**Exercise instructions:** Once the pictures are set aside, transcribe the remaining data exactly.

─── Exercise data ───

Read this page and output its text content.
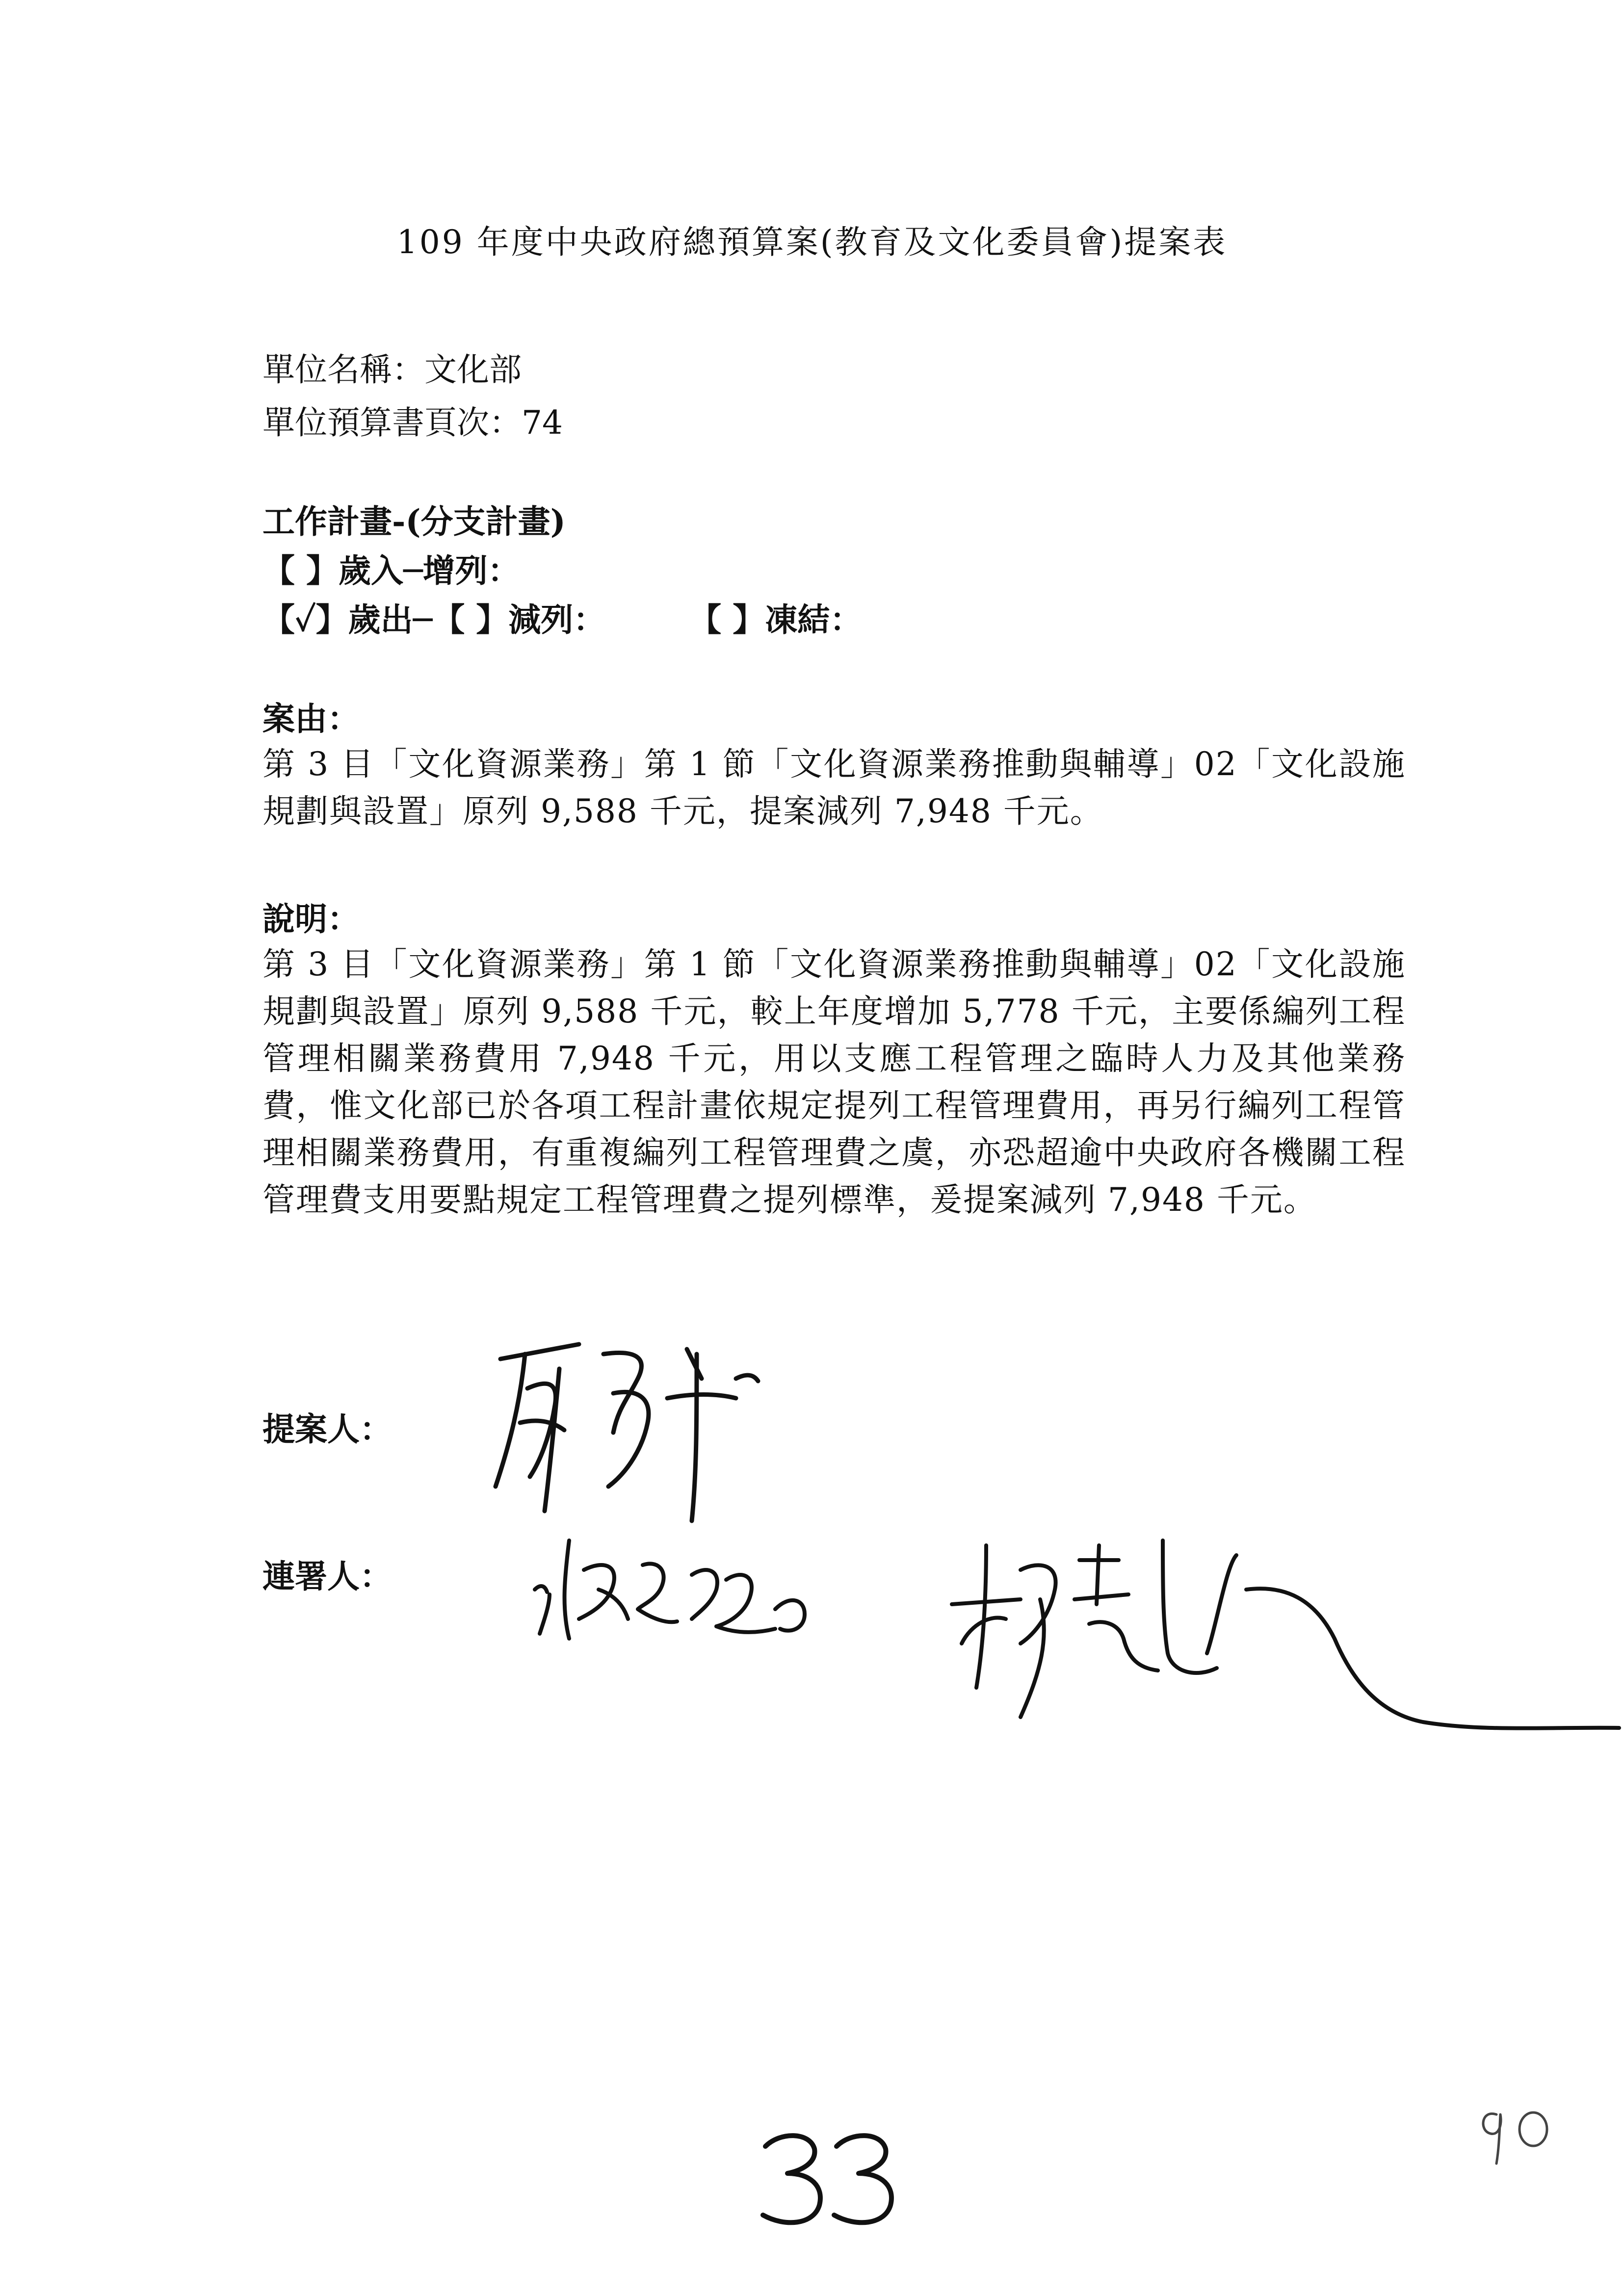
109 年度中央政府總預算案(教育及文化委員會)提案表
單位名稱：文化部
單位預算書頁次：74
工作計畫-(分支計畫)
【 】歲入─增列：
【✓】歲出─【 】減列：	【 】凍結：
案由：
第 3 目「文化資源業務」第 1 節「文化資源業務推動與輔導」02「文化設施規劃與設置」原列 9,588 千元，提案減列 7,948 千元。
說明：
第 3 目「文化資源業務」第 1 節「文化資源業務推動與輔導」02「文化設施規劃與設置」原列 9,588 千元，較上年度增加 5,778 千元，主要係編列工程管理相關業務費用 7,948 千元，用以支應工程管理之臨時人力及其他業務費，惟文化部已於各項工程計畫依規定提列工程管理費用，再另行編列工程管理相關業務費用，有重複編列工程管理費之虞，亦恐超逾中央政府各機關工程管理費支用要點規定工程管理費之提列標準，爰提案減列 7,948 千元。
提案人：
連署人：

───

**Output for this exercise:**
Read this page and output its text content.
109 年度中央政府總預算案(教育及文化委員會)提案表
單位名稱：文化部
單位預算書頁次：74
工作計畫-(分支計畫)
【 】歲入─增列：
【✓】歲出─【 】減列：	【 】凍結：
案由：
第 3 目「文化資源業務」第 1 節「文化資源業務推動與輔導」02「文化設施規劃與設置」原列 9,588 千元，提案減列 7,948 千元。
說明：
第 3 目「文化資源業務」第 1 節「文化資源業務推動與輔導」02「文化設施規劃與設置」原列 9,588 千元，較上年度增加 5,778 千元，主要係編列工程管理相關業務費用 7,948 千元，用以支應工程管理之臨時人力及其他業務費，惟文化部已於各項工程計畫依規定提列工程管理費用，再另行編列工程管理相關業務費用，有重複編列工程管理費之虞，亦恐超逾中央政府各機關工程管理費支用要點規定工程管理費之提列標準，爰提案減列 7,948 千元。
提案人：
連署人：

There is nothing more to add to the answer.